[Extracted data entries]

[BEGIN]

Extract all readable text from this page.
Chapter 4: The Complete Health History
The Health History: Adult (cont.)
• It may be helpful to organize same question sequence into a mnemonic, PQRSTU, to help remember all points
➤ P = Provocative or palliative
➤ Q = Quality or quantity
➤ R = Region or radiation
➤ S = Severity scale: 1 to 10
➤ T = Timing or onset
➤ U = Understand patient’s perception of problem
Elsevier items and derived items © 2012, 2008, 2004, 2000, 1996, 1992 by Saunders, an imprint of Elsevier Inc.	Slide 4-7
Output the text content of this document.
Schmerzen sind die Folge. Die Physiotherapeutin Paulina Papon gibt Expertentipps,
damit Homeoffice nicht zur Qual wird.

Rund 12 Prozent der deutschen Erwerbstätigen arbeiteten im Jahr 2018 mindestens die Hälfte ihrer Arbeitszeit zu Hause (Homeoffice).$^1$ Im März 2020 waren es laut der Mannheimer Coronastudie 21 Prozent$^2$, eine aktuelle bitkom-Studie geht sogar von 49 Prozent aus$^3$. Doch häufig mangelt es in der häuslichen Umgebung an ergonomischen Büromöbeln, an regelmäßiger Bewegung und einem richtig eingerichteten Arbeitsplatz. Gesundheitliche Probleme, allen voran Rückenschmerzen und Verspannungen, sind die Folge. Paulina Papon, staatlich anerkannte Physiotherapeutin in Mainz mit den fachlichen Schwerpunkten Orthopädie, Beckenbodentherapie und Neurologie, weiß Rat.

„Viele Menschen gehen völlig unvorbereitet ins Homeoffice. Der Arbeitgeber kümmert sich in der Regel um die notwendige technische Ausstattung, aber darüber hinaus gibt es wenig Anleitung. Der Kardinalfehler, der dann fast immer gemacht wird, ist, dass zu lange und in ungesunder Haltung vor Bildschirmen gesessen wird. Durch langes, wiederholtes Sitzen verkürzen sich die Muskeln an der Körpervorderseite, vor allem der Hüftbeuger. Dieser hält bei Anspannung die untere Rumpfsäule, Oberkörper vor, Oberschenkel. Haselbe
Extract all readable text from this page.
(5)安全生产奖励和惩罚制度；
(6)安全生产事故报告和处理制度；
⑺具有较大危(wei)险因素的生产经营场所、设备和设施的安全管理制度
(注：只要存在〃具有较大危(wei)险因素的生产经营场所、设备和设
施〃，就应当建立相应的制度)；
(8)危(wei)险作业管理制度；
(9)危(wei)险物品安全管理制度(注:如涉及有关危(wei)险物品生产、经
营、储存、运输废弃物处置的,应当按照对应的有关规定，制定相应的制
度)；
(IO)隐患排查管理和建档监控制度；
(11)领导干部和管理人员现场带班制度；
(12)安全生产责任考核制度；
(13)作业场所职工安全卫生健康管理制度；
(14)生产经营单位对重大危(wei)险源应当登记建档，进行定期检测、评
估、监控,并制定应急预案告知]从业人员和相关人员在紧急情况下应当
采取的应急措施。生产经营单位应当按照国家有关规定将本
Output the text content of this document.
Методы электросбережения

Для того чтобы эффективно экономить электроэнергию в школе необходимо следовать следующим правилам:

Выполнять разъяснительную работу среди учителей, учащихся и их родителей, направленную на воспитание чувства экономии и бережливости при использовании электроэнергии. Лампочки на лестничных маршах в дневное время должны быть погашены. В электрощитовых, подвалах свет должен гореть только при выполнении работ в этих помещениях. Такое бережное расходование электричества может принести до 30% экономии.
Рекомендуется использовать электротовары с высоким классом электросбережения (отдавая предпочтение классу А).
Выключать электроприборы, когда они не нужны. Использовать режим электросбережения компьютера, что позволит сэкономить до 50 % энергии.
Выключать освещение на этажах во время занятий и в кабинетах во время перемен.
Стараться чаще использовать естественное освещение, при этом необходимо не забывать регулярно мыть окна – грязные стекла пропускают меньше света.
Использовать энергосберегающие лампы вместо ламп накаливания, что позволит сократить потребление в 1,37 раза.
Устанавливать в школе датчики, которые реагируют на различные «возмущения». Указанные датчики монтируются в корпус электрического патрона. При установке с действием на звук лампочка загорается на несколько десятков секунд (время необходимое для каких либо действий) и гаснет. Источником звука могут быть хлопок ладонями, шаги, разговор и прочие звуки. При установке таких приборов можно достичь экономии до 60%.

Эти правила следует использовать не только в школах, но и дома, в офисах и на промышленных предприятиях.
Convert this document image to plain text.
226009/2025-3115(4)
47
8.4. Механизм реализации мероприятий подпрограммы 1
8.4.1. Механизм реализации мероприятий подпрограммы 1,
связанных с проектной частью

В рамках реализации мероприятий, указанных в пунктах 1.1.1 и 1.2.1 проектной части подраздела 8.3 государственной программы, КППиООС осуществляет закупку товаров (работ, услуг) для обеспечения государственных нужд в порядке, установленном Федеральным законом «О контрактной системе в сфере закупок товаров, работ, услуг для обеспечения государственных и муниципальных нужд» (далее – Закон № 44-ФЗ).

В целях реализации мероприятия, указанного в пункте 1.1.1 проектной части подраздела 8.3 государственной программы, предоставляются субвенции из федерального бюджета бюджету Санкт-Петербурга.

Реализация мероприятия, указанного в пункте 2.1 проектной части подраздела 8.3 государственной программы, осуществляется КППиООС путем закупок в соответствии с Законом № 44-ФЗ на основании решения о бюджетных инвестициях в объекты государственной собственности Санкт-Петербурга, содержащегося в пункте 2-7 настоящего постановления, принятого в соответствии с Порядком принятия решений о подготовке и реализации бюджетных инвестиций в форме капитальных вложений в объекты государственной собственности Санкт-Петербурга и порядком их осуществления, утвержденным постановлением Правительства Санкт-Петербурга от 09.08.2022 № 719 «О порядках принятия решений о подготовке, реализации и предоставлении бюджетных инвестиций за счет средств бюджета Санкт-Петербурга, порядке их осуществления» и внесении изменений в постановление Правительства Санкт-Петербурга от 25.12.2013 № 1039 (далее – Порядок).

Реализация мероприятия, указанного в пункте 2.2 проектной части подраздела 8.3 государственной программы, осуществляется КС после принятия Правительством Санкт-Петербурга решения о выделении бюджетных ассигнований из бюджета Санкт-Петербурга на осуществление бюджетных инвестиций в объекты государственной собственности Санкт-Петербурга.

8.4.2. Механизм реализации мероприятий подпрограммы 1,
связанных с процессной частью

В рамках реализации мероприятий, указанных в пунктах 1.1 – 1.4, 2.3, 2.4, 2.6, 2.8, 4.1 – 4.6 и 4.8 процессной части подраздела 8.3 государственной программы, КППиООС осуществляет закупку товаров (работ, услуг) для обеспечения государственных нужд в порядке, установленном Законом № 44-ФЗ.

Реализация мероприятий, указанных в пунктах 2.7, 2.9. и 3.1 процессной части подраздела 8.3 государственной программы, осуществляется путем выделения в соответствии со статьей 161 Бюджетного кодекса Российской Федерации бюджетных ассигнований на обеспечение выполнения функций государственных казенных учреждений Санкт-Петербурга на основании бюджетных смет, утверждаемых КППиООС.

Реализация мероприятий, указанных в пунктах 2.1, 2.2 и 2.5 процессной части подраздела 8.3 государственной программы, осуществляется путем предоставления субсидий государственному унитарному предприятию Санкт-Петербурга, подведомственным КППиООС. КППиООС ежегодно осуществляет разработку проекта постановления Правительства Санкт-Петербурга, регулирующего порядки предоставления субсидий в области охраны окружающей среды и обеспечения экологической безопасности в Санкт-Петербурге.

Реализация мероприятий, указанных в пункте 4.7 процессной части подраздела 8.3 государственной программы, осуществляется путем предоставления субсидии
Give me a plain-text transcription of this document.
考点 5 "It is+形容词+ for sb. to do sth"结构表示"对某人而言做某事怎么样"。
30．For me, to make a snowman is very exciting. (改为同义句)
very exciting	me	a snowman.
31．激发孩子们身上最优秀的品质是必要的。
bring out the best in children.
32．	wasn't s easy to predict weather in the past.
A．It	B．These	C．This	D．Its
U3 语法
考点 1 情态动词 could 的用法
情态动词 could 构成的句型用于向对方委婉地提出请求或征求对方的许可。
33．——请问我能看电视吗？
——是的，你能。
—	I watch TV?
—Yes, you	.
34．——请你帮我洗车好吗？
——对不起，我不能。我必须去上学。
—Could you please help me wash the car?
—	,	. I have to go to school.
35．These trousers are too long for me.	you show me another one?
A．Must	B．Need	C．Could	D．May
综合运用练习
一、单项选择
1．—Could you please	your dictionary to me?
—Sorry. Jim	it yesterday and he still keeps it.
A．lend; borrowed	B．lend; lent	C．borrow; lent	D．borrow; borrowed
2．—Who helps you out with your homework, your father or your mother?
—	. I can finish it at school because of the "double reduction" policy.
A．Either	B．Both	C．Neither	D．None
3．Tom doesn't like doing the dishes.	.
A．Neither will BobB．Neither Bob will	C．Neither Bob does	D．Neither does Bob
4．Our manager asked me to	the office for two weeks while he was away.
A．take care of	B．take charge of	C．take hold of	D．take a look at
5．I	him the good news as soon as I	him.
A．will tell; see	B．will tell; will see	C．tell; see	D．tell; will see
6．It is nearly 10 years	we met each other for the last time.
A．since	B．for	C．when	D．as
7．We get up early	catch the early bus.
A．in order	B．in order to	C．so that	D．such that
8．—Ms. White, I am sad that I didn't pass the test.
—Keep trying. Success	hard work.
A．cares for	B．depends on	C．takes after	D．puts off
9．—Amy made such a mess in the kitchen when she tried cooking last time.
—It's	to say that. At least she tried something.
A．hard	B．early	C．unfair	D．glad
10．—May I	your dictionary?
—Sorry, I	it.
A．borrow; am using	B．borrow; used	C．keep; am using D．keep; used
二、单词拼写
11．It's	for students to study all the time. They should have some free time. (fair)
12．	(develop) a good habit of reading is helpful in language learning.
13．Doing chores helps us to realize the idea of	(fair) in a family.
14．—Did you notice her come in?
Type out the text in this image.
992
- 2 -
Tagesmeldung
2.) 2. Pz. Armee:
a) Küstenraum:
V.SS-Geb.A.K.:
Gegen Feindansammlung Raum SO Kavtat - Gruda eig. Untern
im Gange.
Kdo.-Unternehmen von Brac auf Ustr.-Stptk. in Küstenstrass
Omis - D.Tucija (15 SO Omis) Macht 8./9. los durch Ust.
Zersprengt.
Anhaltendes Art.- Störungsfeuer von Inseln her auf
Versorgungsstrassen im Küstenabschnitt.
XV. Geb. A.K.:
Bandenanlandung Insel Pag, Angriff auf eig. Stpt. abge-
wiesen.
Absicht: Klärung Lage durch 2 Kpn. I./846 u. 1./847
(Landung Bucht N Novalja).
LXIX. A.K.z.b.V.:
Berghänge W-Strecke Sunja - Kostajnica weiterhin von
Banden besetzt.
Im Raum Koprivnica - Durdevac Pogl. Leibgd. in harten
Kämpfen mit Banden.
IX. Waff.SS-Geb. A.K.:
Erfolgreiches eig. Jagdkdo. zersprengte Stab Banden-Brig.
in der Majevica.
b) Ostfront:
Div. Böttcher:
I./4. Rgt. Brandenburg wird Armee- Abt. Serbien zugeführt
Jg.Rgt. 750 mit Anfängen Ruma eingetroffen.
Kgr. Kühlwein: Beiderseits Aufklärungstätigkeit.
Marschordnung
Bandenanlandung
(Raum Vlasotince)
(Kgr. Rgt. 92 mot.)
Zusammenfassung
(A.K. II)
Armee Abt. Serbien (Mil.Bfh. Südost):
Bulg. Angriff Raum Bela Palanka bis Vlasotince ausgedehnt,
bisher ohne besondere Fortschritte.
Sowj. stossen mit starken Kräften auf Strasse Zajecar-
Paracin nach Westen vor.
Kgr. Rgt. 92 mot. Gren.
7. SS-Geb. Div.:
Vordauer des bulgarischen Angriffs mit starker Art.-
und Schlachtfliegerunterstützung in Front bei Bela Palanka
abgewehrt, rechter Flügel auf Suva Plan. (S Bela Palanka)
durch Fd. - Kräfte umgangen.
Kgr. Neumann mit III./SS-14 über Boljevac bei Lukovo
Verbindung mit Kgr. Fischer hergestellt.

[END]

WHAT THE EXERCISE ASKS:
Copy out each line in the listing that has the word "image".

RESPONSE TO THE TASK:
Convert this document image to plain text.
Type out the text in this image.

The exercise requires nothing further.